▶ DIRECTIONS FOR THIS TASK:
Print the complete set of entries exactly.

━━━ RECORDS FOR THIS TASK

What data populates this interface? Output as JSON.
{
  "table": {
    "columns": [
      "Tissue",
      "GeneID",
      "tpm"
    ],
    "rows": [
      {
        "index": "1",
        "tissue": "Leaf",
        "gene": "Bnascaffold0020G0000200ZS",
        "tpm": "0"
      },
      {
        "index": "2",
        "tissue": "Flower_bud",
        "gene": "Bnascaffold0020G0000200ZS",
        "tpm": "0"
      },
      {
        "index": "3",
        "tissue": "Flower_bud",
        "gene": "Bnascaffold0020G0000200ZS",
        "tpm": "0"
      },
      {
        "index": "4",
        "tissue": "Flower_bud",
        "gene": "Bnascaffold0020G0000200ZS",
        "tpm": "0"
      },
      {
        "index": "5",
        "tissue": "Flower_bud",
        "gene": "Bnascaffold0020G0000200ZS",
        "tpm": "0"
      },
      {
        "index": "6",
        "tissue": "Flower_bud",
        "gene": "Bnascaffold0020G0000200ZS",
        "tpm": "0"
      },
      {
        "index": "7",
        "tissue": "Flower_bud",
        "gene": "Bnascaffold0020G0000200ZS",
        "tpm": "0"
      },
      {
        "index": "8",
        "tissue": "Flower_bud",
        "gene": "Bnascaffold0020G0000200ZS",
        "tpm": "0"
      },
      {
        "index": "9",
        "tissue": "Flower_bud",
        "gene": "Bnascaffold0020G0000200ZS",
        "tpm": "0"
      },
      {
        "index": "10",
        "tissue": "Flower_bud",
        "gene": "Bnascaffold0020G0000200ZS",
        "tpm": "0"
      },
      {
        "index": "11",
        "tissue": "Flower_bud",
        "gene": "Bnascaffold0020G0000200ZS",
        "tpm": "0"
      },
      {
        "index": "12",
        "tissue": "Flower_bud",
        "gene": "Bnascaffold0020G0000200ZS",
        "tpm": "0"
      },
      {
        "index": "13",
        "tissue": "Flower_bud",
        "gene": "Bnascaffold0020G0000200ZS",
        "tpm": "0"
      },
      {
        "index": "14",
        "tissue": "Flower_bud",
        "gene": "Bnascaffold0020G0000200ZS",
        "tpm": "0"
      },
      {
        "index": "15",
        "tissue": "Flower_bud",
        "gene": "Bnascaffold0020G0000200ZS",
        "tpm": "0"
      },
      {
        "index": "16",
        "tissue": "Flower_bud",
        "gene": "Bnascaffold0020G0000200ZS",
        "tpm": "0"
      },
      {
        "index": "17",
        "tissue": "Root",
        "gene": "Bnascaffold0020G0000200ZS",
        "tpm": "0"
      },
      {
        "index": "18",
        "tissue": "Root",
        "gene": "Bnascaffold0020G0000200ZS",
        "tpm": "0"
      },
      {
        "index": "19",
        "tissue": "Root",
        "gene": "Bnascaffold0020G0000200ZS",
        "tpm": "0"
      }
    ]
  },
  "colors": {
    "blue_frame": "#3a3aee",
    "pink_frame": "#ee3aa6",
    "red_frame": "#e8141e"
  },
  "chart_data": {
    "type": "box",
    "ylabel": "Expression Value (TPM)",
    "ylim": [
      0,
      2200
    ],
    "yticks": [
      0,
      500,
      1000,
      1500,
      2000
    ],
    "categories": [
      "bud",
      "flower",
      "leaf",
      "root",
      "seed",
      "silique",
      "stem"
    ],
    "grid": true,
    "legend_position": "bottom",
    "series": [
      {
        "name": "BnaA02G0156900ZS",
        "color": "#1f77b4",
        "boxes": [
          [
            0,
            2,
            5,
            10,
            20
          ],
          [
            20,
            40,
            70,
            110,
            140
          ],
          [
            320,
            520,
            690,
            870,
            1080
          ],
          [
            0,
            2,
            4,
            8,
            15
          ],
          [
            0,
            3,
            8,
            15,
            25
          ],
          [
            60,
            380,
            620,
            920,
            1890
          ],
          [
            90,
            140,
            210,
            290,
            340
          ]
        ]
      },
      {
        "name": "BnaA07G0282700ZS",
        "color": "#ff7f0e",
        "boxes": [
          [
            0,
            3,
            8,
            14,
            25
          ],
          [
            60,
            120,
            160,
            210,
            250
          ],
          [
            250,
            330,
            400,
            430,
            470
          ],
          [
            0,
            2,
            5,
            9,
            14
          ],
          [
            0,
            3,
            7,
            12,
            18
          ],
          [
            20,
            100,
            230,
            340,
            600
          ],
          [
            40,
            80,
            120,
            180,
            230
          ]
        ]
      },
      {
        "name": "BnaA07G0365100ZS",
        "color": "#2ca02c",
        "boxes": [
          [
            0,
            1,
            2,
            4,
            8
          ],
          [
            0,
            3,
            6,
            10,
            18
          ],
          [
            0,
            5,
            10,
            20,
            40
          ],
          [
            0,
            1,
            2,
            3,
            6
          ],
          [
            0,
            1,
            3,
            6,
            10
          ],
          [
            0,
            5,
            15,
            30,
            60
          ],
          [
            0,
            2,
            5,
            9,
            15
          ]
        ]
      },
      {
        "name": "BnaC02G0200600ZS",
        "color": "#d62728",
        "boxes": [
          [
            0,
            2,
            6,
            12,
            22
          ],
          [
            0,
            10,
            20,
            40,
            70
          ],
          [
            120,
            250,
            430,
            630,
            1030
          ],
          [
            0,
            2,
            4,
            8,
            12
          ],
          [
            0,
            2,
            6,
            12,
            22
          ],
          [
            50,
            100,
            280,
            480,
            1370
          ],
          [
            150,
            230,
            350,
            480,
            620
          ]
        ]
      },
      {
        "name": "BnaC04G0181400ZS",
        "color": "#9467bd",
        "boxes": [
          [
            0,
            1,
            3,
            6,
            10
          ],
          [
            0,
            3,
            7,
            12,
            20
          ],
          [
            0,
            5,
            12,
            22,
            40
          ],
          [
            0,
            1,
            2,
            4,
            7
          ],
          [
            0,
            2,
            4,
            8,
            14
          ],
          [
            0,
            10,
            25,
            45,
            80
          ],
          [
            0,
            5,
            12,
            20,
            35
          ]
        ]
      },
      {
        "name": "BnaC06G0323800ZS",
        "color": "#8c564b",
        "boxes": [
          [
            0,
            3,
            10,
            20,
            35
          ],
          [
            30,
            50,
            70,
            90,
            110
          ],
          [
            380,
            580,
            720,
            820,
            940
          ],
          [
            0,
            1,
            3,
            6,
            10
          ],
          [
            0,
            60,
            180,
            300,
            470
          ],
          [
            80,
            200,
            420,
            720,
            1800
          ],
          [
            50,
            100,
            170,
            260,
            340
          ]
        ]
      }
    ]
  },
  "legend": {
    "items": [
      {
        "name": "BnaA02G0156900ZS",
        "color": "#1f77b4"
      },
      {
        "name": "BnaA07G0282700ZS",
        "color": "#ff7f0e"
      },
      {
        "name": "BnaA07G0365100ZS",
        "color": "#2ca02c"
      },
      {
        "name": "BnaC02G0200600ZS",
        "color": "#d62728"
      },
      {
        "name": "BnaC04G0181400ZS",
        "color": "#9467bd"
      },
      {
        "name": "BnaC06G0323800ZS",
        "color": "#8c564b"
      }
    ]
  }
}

━━━━━━

▶ TASK ANSWER:
What data populates this interface? Output as JSON.
{
  "table": {
    "columns": [
      "Tissue",
      "GeneID",
      "tpm"
    ],
    "rows": [
      {
        "index": "1",
        "tissue": "Leaf",
        "gene": "Bnascaffold0020G0000200ZS",
        "tpm": "0"
      },
      {
        "index": "2",
        "tissue": "Flower_bud",
        "gene": "Bnascaffold0020G0000200ZS",
        "tpm": "0"
      },
      {
        "index": "3",
        "tissue": "Flower_bud",
        "gene": "Bnascaffold0020G0000200ZS",
        "tpm": "0"
      },
      {
        "index": "4",
        "tissue": "Flower_bud",
        "gene": "Bnascaffold0020G0000200ZS",
        "tpm": "0"
      },
      {
        "index": "5",
        "tissue": "Flower_bud",
        "gene": "Bnascaffold0020G0000200ZS",
        "tpm": "0"
      },
      {
        "index": "6",
        "tissue": "Flower_bud",
        "gene": "Bnascaffold0020G0000200ZS",
        "tpm": "0"
      },
      {
        "index": "7",
        "tissue": "Flower_bud",
        "gene": "Bnascaffold0020G0000200ZS",
        "tpm": "0"
      },
      {
        "index": "8",
        "tissue": "Flower_bud",
        "gene": "Bnascaffold0020G0000200ZS",
        "tpm": "0"
      },
      {
        "index": "9",
        "tissue": "Flower_bud",
        "gene": "Bnascaffold0020G0000200ZS",
        "tpm": "0"
      },
      {
        "index": "10",
        "tissue": "Flower_bud",
        "gene": "Bnascaffold0020G0000200ZS",
        "tpm": "0"
      },
      {
        "index": "11",
        "tissue": "Flower_bud",
        "gene": "Bnascaffold0020G0000200ZS",
        "tpm": "0"
      },
      {
        "index": "12",
        "tissue": "Flower_bud",
        "gene": "Bnascaffold0020G0000200ZS",
        "tpm": "0"
      },
      {
        "index": "13",
        "tissue": "Flower_bud",
        "gene": "Bnascaffold0020G0000200ZS",
        "tpm": "0"
      },
      {
        "index": "14",
        "tissue": "Flower_bud",
        "gene": "Bnascaffold0020G0000200ZS",
        "tpm": "0"
      },
      {
        "index": "15",
        "tissue": "Flower_bud",
        "gene": "Bnascaffold0020G0000200ZS",
        "tpm": "0"
      },
      {
        "index": "16",
        "tissue": "Flower_bud",
        "gene": "Bnascaffold0020G0000200ZS",
        "tpm": "0"
      },
      {
        "index": "17",
        "tissue": "Root",
        "gene": "Bnascaffold0020G0000200ZS",
        "tpm": "0"
      },
      {
        "index": "18",
        "tissue": "Root",
        "gene": "Bnascaffold0020G0000200ZS",
        "tpm": "0"
      },
      {
        "index": "19",
        "tissue": "Root",
        "gene": "Bnascaffold0020G0000200ZS",
        "tpm": "0"
      }
    ]
  },
  "colors": {
    "blue_frame": "#3a3aee",
    "pink_frame": "#ee3aa6",
    "red_frame": "#e8141e"
  },
  "chart_data": {
    "type": "box",
    "ylabel": "Expression Value (TPM)",
    "ylim": [
      0,
      2200
    ],
    "yticks": [
      0,
      500,
      1000,
      1500,
      2000
    ],
    "categories": [
      "bud",
      "flower",
      "leaf",
      "root",
      "seed",
      "silique",
      "stem"
    ],
    "grid": true,
    "legend_position": "bottom",
    "series": [
      {
        "name": "BnaA02G0156900ZS",
        "color": "#1f77b4",
        "boxes": [
          [
            0,
            2,
            5,
            10,
            20
          ],
          [
            20,
            40,
            70,
            110,
            140
          ],
          [
            320,
            520,
            690,
            870,
            1080
          ],
          [
            0,
            2,
            4,
            8,
            15
          ],
          [
            0,
            3,
            8,
            15,
            25
          ],
          [
            60,
            380,
            620,
            920,
            1890
          ],
          [
            90,
            140,
            210,
            290,
            340
          ]
        ]
      },
      {
        "name": "BnaA07G0282700ZS",
        "color": "#ff7f0e",
        "boxes": [
          [
            0,
            3,
            8,
            14,
            25
          ],
          [
            60,
            120,
            160,
            210,
            250
          ],
          [
            250,
            330,
            400,
            430,
            470
          ],
          [
            0,
            2,
            5,
            9,
            14
          ],
          [
            0,
            3,
            7,
            12,
            18
          ],
          [
            20,
            100,
            230,
            340,
            600
          ],
          [
            40,
            80,
            120,
            180,
            230
          ]
        ]
      },
      {
        "name": "BnaA07G0365100ZS",
        "color": "#2ca02c",
        "boxes": [
          [
            0,
            1,
            2,
            4,
            8
          ],
          [
            0,
            3,
            6,
            10,
            18
          ],
          [
            0,
            5,
            10,
            20,
            40
          ],
          [
            0,
            1,
            2,
            3,
            6
          ],
          [
            0,
            1,
            3,
            6,
            10
          ],
          [
            0,
            5,
            15,
            30,
            60
          ],
          [
            0,
            2,
            5,
            9,
            15
          ]
        ]
      },
      {
        "name": "BnaC02G0200600ZS",
        "color": "#d62728",
        "boxes": [
          [
            0,
            2,
            6,
            12,
            22
          ],
          [
            0,
            10,
            20,
            40,
            70
          ],
          [
            120,
            250,
            430,
            630,
            1030
          ],
          [
            0,
            2,
            4,
            8,
            12
          ],
          [
            0,
            2,
            6,
            12,
            22
          ],
          [
            50,
            100,
            280,
            480,
            1370
          ],
          [
            150,
            230,
            350,
            480,
            620
          ]
        ]
      },
      {
        "name": "BnaC04G0181400ZS",
        "color": "#9467bd",
        "boxes": [
          [
            0,
            1,
            3,
            6,
            10
          ],
          [
            0,
            3,
            7,
            12,
            20
          ],
          [
            0,
            5,
            12,
            22,
            40
          ],
          [
            0,
            1,
            2,
            4,
            7
          ],
          [
            0,
            2,
            4,
            8,
            14
          ],
          [
            0,
            10,
            25,
            45,
            80
          ],
          [
            0,
            5,
            12,
            20,
            35
          ]
        ]
      },
      {
        "name": "BnaC06G0323800ZS",
        "color": "#8c564b",
        "boxes": [
          [
            0,
            3,
            10,
            20,
            35
          ],
          [
            30,
            50,
            70,
            90,
            110
          ],
          [
            380,
            580,
            720,
            820,
            940
          ],
          [
            0,
            1,
            3,
            6,
            10
          ],
          [
            0,
            60,
            180,
            300,
            470
          ],
          [
            80,
            200,
            420,
            720,
            1800
          ],
          [
            50,
            100,
            170,
            260,
            340
          ]
        ]
      }
    ]
  },
  "legend": {
    "items": [
      {
        "name": "BnaA02G0156900ZS",
        "color": "#1f77b4"
      },
      {
        "name": "BnaA07G0282700ZS",
        "color": "#ff7f0e"
      },
      {
        "name": "BnaA07G0365100ZS",
        "color": "#2ca02c"
      },
      {
        "name": "BnaC02G0200600ZS",
        "color": "#d62728"
      },
      {
        "name": "BnaC04G0181400ZS",
        "color": "#9467bd"
      },
      {
        "name": "BnaC06G0323800ZS",
        "color": "#8c564b"
      }
    ]
  }
}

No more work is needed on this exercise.